▸ **Task brief**: Output the line containing "OCR this image." and all subsequent lines of the listing below, copied exactly, with no other lines.

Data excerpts
▼
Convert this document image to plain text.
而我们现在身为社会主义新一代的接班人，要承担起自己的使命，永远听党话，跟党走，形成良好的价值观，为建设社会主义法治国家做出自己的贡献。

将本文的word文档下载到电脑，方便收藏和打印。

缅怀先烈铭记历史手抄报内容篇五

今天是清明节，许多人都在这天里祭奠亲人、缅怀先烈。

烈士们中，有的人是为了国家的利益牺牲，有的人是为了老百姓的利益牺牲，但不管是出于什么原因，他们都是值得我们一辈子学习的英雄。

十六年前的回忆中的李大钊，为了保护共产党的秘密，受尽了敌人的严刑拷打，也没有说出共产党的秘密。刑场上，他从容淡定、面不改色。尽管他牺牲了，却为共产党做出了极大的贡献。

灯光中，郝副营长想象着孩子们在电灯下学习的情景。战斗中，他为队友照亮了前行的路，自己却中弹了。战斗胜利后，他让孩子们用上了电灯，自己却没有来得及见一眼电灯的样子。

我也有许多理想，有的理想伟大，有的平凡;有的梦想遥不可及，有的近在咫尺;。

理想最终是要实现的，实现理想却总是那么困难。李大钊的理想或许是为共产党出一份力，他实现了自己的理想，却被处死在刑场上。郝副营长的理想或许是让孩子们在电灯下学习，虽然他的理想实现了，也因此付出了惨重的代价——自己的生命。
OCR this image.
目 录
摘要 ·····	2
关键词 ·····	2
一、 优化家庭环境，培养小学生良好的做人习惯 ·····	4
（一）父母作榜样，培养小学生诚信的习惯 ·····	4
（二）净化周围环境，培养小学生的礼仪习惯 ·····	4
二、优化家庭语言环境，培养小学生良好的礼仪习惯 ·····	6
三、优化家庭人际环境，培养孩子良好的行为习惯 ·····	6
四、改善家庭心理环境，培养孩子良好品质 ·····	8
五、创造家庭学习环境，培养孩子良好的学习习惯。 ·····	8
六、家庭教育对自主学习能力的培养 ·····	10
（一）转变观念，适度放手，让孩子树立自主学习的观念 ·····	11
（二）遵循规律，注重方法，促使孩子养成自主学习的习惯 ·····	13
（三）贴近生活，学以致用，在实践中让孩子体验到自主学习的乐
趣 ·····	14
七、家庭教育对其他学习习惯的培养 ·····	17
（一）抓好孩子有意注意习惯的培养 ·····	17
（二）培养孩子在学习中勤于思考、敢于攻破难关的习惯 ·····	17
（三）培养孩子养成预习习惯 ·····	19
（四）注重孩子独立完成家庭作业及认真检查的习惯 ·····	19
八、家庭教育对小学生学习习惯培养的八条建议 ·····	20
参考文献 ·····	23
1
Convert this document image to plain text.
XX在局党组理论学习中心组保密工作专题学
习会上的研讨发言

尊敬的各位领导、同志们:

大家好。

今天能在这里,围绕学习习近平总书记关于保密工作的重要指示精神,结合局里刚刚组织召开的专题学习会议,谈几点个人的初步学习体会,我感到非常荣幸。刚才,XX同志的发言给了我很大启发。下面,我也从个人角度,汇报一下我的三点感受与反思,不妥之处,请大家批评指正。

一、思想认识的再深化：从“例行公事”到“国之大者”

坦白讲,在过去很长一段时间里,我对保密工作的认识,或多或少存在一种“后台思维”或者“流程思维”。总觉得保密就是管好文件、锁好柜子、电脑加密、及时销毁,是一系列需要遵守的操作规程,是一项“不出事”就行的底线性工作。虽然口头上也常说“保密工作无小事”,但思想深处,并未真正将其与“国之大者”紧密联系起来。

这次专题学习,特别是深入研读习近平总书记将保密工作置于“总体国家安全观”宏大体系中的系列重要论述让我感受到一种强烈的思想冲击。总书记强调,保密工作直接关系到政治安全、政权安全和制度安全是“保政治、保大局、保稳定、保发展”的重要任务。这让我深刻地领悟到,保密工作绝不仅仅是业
▲
▸ **Task answer**:
OCR this image.
目 录
摘要 ·····	2
关键词 ·····	2
一、 优化家庭环境，培养小学生良好的做人习惯 ·····	4
（一）父母作榜样，培养小学生诚信的习惯 ·····	4
（二）净化周围环境，培养小学生的礼仪习惯 ·····	4
二、优化家庭语言环境，培养小学生良好的礼仪习惯 ·····	6
三、优化家庭人际环境，培养孩子良好的行为习惯 ·····	6
四、改善家庭心理环境，培养孩子良好品质 ·····	8
五、创造家庭学习环境，培养孩子良好的学习习惯。 ·····	8
六、家庭教育对自主学习能力的培养 ·····	10
（一）转变观念，适度放手，让孩子树立自主学习的观念 ·····	11
（二）遵循规律，注重方法，促使孩子养成自主学习的习惯 ·····	13
（三）贴近生活，学以致用，在实践中让孩子体验到自主学习的乐
趣 ·····	14
七、家庭教育对其他学习习惯的培养 ·····	17
（一）抓好孩子有意注意习惯的培养 ·····	17
（二）培养孩子在学习中勤于思考、敢于攻破难关的习惯 ·····	17
（三）培养孩子养成预习习惯 ·····	19
（四）注重孩子独立完成家庭作业及认真检查的习惯 ·····	19
八、家庭教育对小学生学习习惯培养的八条建议 ·····	20
参考文献 ·····	23
1
Convert this document image to plain text.
XX在局党组理论学习中心组保密工作专题学
习会上的研讨发言

尊敬的各位领导、同志们:

大家好。

今天能在这里,围绕学习习近平总书记关于保密工作的重要指示精神,结合局里刚刚组织召开的专题学习会议,谈几点个人的初步学习体会,我感到非常荣幸。刚才,XX同志的发言给了我很大启发。下面,我也从个人角度,汇报一下我的三点感受与反思,不妥之处,请大家批评指正。

一、思想认识的再深化：从“例行公事”到“国之大者”

坦白讲,在过去很长一段时间里,我对保密工作的认识,或多或少存在一种“后台思维”或者“流程思维”。总觉得保密就是管好文件、锁好柜子、电脑加密、及时销毁,是一系列需要遵守的操作规程,是一项“不出事”就行的底线性工作。虽然口头上也常说“保密工作无小事”,但思想深处,并未真正将其与“国之大者”紧密联系起来。

这次专题学习,特别是深入研读习近平总书记将保密工作置于“总体国家安全观”宏大体系中的系列重要论述让我感受到一种强烈的思想冲击。总书记强调,保密工作直接关系到政治安全、政权安全和制度安全是“保政治、保大局、保稳定、保发展”的重要任务。这让我深刻地领悟到,保密工作绝不仅仅是业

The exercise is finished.